# Source records start
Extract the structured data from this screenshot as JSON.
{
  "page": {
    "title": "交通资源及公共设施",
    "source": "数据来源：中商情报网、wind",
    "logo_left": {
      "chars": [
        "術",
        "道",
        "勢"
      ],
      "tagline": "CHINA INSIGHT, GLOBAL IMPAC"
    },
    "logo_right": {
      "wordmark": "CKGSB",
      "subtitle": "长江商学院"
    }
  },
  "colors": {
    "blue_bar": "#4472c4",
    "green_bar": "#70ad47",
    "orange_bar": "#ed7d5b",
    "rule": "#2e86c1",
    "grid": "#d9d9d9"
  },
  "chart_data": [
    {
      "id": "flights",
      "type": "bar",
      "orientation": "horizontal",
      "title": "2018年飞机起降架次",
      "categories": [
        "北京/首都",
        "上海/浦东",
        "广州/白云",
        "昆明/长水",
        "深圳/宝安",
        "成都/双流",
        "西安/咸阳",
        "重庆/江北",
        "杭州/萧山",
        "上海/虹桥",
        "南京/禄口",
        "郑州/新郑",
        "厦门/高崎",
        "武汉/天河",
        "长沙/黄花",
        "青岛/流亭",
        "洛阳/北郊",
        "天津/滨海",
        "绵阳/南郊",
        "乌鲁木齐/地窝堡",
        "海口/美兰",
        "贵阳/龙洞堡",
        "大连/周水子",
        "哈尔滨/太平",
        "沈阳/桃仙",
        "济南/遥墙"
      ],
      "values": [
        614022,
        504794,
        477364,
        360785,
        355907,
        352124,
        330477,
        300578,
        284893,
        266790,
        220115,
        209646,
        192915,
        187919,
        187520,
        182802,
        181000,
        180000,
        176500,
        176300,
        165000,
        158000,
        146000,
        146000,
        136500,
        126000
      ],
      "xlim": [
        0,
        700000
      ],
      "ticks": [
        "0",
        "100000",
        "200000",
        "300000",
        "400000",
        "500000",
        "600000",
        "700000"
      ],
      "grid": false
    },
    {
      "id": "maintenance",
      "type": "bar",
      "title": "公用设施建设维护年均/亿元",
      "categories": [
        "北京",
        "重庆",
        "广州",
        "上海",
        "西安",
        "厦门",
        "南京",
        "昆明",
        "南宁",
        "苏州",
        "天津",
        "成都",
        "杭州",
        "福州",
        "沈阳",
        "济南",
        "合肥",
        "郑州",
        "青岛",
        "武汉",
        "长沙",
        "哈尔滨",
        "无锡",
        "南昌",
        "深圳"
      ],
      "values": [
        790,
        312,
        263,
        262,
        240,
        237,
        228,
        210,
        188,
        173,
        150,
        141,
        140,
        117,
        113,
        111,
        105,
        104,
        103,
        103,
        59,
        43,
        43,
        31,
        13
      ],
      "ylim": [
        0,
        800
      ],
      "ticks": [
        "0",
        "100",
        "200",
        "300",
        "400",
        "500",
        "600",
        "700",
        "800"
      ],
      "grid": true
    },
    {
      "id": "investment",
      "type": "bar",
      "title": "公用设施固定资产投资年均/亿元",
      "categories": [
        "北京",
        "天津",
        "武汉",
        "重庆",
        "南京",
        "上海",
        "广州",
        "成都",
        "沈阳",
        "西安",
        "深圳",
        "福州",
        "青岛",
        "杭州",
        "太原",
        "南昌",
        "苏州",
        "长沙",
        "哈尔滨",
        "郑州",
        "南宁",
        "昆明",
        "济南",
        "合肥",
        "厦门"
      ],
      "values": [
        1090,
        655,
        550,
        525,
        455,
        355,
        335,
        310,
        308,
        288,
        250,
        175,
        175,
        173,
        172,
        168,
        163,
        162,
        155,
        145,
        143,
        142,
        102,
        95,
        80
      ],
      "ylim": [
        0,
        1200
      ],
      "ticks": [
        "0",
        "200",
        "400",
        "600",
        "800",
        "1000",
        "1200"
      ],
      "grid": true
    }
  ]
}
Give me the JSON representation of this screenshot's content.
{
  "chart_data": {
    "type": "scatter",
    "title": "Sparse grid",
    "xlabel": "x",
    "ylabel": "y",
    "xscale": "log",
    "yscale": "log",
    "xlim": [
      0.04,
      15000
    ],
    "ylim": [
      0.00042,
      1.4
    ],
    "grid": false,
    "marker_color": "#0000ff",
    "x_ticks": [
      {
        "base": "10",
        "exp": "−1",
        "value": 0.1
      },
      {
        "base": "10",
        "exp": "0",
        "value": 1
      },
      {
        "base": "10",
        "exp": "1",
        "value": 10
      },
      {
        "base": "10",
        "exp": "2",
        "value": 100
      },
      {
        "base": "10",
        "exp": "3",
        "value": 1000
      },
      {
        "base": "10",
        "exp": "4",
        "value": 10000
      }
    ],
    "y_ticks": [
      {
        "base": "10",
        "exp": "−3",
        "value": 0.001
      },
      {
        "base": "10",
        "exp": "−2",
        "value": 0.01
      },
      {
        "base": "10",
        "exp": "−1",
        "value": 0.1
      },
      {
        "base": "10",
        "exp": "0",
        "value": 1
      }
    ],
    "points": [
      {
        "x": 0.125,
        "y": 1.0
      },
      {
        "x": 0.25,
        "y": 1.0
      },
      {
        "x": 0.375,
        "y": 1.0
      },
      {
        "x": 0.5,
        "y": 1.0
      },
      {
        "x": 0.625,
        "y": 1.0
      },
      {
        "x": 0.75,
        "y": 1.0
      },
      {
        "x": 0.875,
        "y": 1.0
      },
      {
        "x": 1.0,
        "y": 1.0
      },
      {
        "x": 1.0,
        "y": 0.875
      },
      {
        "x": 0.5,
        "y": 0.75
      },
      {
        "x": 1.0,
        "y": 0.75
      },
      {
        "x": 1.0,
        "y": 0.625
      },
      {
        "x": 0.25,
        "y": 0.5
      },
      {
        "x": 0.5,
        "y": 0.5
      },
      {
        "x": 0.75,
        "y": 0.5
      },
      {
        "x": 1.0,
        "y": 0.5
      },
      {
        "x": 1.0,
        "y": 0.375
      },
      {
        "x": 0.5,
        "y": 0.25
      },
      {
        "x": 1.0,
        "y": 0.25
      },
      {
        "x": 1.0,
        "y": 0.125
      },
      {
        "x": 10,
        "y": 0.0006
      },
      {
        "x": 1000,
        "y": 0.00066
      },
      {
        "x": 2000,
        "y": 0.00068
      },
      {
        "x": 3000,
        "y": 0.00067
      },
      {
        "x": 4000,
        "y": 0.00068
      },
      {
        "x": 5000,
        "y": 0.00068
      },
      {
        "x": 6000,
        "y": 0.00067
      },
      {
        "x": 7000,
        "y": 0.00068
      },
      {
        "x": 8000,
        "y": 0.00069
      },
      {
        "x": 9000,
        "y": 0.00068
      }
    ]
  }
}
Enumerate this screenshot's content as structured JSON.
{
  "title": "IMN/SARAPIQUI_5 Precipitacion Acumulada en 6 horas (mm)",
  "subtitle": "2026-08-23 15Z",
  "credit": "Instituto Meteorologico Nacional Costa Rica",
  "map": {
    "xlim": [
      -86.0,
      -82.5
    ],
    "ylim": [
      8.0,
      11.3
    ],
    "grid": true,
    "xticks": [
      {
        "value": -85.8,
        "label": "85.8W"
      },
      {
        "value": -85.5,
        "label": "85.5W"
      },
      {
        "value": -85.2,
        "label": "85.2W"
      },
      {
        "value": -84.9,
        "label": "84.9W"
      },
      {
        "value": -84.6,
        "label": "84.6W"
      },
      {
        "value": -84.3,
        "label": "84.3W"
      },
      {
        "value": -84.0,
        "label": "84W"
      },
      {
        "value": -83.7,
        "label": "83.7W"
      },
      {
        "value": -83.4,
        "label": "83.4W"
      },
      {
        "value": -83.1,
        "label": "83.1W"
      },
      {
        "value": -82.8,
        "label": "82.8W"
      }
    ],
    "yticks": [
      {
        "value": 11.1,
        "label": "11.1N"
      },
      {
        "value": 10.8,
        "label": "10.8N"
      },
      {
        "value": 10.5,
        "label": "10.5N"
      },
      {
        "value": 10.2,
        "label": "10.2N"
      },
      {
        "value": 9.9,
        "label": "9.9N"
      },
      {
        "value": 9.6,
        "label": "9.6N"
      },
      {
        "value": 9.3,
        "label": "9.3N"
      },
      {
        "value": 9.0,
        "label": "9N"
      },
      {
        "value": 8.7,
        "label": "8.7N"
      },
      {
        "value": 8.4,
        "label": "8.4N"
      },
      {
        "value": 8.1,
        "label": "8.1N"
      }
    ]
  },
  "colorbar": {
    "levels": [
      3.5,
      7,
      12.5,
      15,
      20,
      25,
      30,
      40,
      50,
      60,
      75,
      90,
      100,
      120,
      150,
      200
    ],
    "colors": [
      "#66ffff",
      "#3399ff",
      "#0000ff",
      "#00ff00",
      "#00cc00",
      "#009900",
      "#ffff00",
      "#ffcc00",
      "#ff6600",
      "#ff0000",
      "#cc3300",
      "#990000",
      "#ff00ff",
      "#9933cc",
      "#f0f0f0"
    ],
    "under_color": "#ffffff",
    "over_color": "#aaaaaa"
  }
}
# Source records end
[Set task]: Filter the listing above for the string "subtitle" and copy every matching line.

[In response]:
      "subtitle": "长江商学院"
  "subtitle": "2026-08-23 15Z",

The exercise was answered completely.